(Items listed in a dataset)
***

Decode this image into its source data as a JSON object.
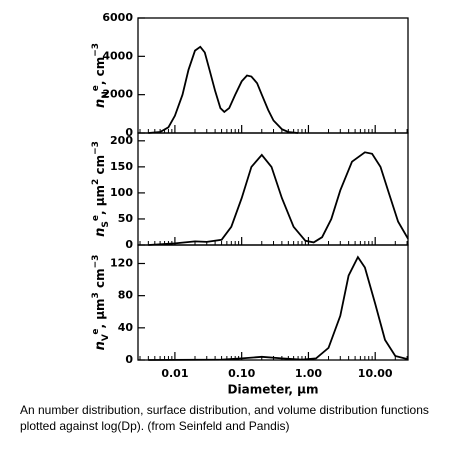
{
  "chart_data": [
    {
      "type": "line",
      "log_x": true,
      "color": "#000000",
      "ylabel": [
        {
          "text": "n",
          "pos": "base"
        },
        {
          "text": "N",
          "pos": "sub"
        },
        {
          "text": "e",
          "pos": "sup"
        },
        {
          "text": ", cm",
          "pos": "base"
        },
        {
          "text": "−3",
          "pos": "sup"
        }
      ],
      "x": [
        0.004,
        0.006,
        0.008,
        0.01,
        0.013,
        0.016,
        0.02,
        0.024,
        0.028,
        0.033,
        0.04,
        0.048,
        0.055,
        0.065,
        0.08,
        0.1,
        0.12,
        0.14,
        0.17,
        0.2,
        0.25,
        0.3,
        0.4,
        0.5,
        0.7
      ],
      "values": [
        0,
        50,
        300,
        900,
        2000,
        3300,
        4300,
        4500,
        4200,
        3300,
        2200,
        1300,
        1100,
        1300,
        2000,
        2700,
        3000,
        2950,
        2600,
        2000,
        1200,
        650,
        200,
        50,
        0
      ],
      "xlim": [
        0.0028,
        31
      ],
      "xticks": [
        0.01,
        0.1,
        1,
        10
      ],
      "xminor": [
        0.003,
        0.004,
        0.005,
        0.006,
        0.007,
        0.008,
        0.009,
        0.02,
        0.03,
        0.04,
        0.05,
        0.06,
        0.07,
        0.08,
        0.09,
        0.2,
        0.3,
        0.4,
        0.5,
        0.6,
        0.7,
        0.8,
        0.9,
        2,
        3,
        4,
        5,
        6,
        7,
        8,
        9,
        20,
        30
      ],
      "ylim": [
        0,
        6000
      ],
      "yticks": [
        0,
        2000,
        4000,
        6000
      ]
    },
    {
      "type": "line",
      "log_x": true,
      "color": "#000000",
      "ylabel": [
        {
          "text": "n",
          "pos": "base"
        },
        {
          "text": "S",
          "pos": "sub"
        },
        {
          "text": "e",
          "pos": "sup"
        },
        {
          "text": ",  μm",
          "pos": "base"
        },
        {
          "text": "2",
          "pos": "sup"
        },
        {
          "text": " cm",
          "pos": "base"
        },
        {
          "text": "−3",
          "pos": "sup"
        }
      ],
      "x": [
        0.004,
        0.01,
        0.02,
        0.03,
        0.05,
        0.07,
        0.1,
        0.14,
        0.2,
        0.28,
        0.4,
        0.6,
        0.9,
        1.2,
        1.6,
        2.2,
        3,
        4.5,
        7,
        9,
        12,
        16,
        22,
        31
      ],
      "values": [
        0,
        3,
        7,
        6,
        10,
        35,
        90,
        150,
        173,
        150,
        90,
        35,
        8,
        5,
        15,
        50,
        105,
        160,
        178,
        175,
        150,
        100,
        45,
        12
      ],
      "xlim": [
        0.0028,
        31
      ],
      "xticks": [
        0.01,
        0.1,
        1,
        10
      ],
      "xminor": [
        0.003,
        0.004,
        0.005,
        0.006,
        0.007,
        0.008,
        0.009,
        0.02,
        0.03,
        0.04,
        0.05,
        0.06,
        0.07,
        0.08,
        0.09,
        0.2,
        0.3,
        0.4,
        0.5,
        0.6,
        0.7,
        0.8,
        0.9,
        2,
        3,
        4,
        5,
        6,
        7,
        8,
        9,
        20,
        30
      ],
      "ylim": [
        0,
        215
      ],
      "yticks": [
        0,
        50,
        100,
        150,
        200
      ]
    },
    {
      "type": "line",
      "log_x": true,
      "color": "#000000",
      "ylabel": [
        {
          "text": "n",
          "pos": "base"
        },
        {
          "text": "V",
          "pos": "sub"
        },
        {
          "text": "e",
          "pos": "sup"
        },
        {
          "text": ",  μm",
          "pos": "base"
        },
        {
          "text": "3",
          "pos": "sup"
        },
        {
          "text": " cm",
          "pos": "base"
        },
        {
          "text": "−3",
          "pos": "sup"
        }
      ],
      "x": [
        0.004,
        0.05,
        0.1,
        0.2,
        0.4,
        0.8,
        1.3,
        2,
        3,
        4,
        5.5,
        7,
        10,
        14,
        20,
        31
      ],
      "values": [
        0,
        0.5,
        2,
        4,
        2,
        0.5,
        2,
        15,
        55,
        105,
        128,
        115,
        70,
        25,
        5,
        1
      ],
      "xlim": [
        0.0028,
        31
      ],
      "xticks": [
        {
          "value": 0.01,
          "label": "0.01"
        },
        {
          "value": 0.1,
          "label": "0.10"
        },
        {
          "value": 1,
          "label": "1.00"
        },
        {
          "value": 10,
          "label": "10.00"
        }
      ],
      "xminor": [
        0.003,
        0.004,
        0.005,
        0.006,
        0.007,
        0.008,
        0.009,
        0.02,
        0.03,
        0.04,
        0.05,
        0.06,
        0.07,
        0.08,
        0.09,
        0.2,
        0.3,
        0.4,
        0.5,
        0.6,
        0.7,
        0.8,
        0.9,
        2,
        3,
        4,
        5,
        6,
        7,
        8,
        9,
        20,
        30
      ],
      "ylim": [
        0,
        143
      ],
      "yticks": [
        0,
        40,
        80,
        120
      ],
      "xlabel": "Diameter,  μm"
    }
  ],
  "caption": [
    "An number distribution, surface distribution, and volume distribution functions",
    "plotted against log(Dp).  (from Seinfeld and Pandis)"
  ]
}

***

▶ PROBLEM:
Every entry must be reproduced exactly, with the images left out.

▶ TASK RESULT:
Decode this image into its source data as a JSON object.
{
  "chart_data": [
    {
      "type": "line",
      "log_x": true,
      "color": "#000000",
      "ylabel": [
        {
          "text": "n",
          "pos": "base"
        },
        {
          "text": "N",
          "pos": "sub"
        },
        {
          "text": "e",
          "pos": "sup"
        },
        {
          "text": ", cm",
          "pos": "base"
        },
        {
          "text": "−3",
          "pos": "sup"
        }
      ],
      "x": [
        0.004,
        0.006,
        0.008,
        0.01,
        0.013,
        0.016,
        0.02,
        0.024,
        0.028,
        0.033,
        0.04,
        0.048,
        0.055,
        0.065,
        0.08,
        0.1,
        0.12,
        0.14,
        0.17,
        0.2,
        0.25,
        0.3,
        0.4,
        0.5,
        0.7
      ],
      "values": [
        0,
        50,
        300,
        900,
        2000,
        3300,
        4300,
        4500,
        4200,
        3300,
        2200,
        1300,
        1100,
        1300,
        2000,
        2700,
        3000,
        2950,
        2600,
        2000,
        1200,
        650,
        200,
        50,
        0
      ],
      "xlim": [
        0.0028,
        31
      ],
      "xticks": [
        0.01,
        0.1,
        1,
        10
      ],
      "xminor": [
        0.003,
        0.004,
        0.005,
        0.006,
        0.007,
        0.008,
        0.009,
        0.02,
        0.03,
        0.04,
        0.05,
        0.06,
        0.07,
        0.08,
        0.09,
        0.2,
        0.3,
        0.4,
        0.5,
        0.6,
        0.7,
        0.8,
        0.9,
        2,
        3,
        4,
        5,
        6,
        7,
        8,
        9,
        20,
        30
      ],
      "ylim": [
        0,
        6000
      ],
      "yticks": [
        0,
        2000,
        4000,
        6000
      ]
    },
    {
      "type": "line",
      "log_x": true,
      "color": "#000000",
      "ylabel": [
        {
          "text": "n",
          "pos": "base"
        },
        {
          "text": "S",
          "pos": "sub"
        },
        {
          "text": "e",
          "pos": "sup"
        },
        {
          "text": ",  μm",
          "pos": "base"
        },
        {
          "text": "2",
          "pos": "sup"
        },
        {
          "text": " cm",
          "pos": "base"
        },
        {
          "text": "−3",
          "pos": "sup"
        }
      ],
      "x": [
        0.004,
        0.01,
        0.02,
        0.03,
        0.05,
        0.07,
        0.1,
        0.14,
        0.2,
        0.28,
        0.4,
        0.6,
        0.9,
        1.2,
        1.6,
        2.2,
        3,
        4.5,
        7,
        9,
        12,
        16,
        22,
        31
      ],
      "values": [
        0,
        3,
        7,
        6,
        10,
        35,
        90,
        150,
        173,
        150,
        90,
        35,
        8,
        5,
        15,
        50,
        105,
        160,
        178,
        175,
        150,
        100,
        45,
        12
      ],
      "xlim": [
        0.0028,
        31
      ],
      "xticks": [
        0.01,
        0.1,
        1,
        10
      ],
      "xminor": [
        0.003,
        0.004,
        0.005,
        0.006,
        0.007,
        0.008,
        0.009,
        0.02,
        0.03,
        0.04,
        0.05,
        0.06,
        0.07,
        0.08,
        0.09,
        0.2,
        0.3,
        0.4,
        0.5,
        0.6,
        0.7,
        0.8,
        0.9,
        2,
        3,
        4,
        5,
        6,
        7,
        8,
        9,
        20,
        30
      ],
      "ylim": [
        0,
        215
      ],
      "yticks": [
        0,
        50,
        100,
        150,
        200
      ]
    },
    {
      "type": "line",
      "log_x": true,
      "color": "#000000",
      "ylabel": [
        {
          "text": "n",
          "pos": "base"
        },
        {
          "text": "V",
          "pos": "sub"
        },
        {
          "text": "e",
          "pos": "sup"
        },
        {
          "text": ",  μm",
          "pos": "base"
        },
        {
          "text": "3",
          "pos": "sup"
        },
        {
          "text": " cm",
          "pos": "base"
        },
        {
          "text": "−3",
          "pos": "sup"
        }
      ],
      "x": [
        0.004,
        0.05,
        0.1,
        0.2,
        0.4,
        0.8,
        1.3,
        2,
        3,
        4,
        5.5,
        7,
        10,
        14,
        20,
        31
      ],
      "values": [
        0,
        0.5,
        2,
        4,
        2,
        0.5,
        2,
        15,
        55,
        105,
        128,
        115,
        70,
        25,
        5,
        1
      ],
      "xlim": [
        0.0028,
        31
      ],
      "xticks": [
        {
          "value": 0.01,
          "label": "0.01"
        },
        {
          "value": 0.1,
          "label": "0.10"
        },
        {
          "value": 1,
          "label": "1.00"
        },
        {
          "value": 10,
          "label": "10.00"
        }
      ],
      "xminor": [
        0.003,
        0.004,
        0.005,
        0.006,
        0.007,
        0.008,
        0.009,
        0.02,
        0.03,
        0.04,
        0.05,
        0.06,
        0.07,
        0.08,
        0.09,
        0.2,
        0.3,
        0.4,
        0.5,
        0.6,
        0.7,
        0.8,
        0.9,
        2,
        3,
        4,
        5,
        6,
        7,
        8,
        9,
        20,
        30
      ],
      "ylim": [
        0,
        143
      ],
      "yticks": [
        0,
        40,
        80,
        120
      ],
      "xlabel": "Diameter,  μm"
    }
  ],
  "caption": [
    "An number distribution, surface distribution, and volume distribution functions",
    "plotted against log(Dp).  (from Seinfeld and Pandis)"
  ]
}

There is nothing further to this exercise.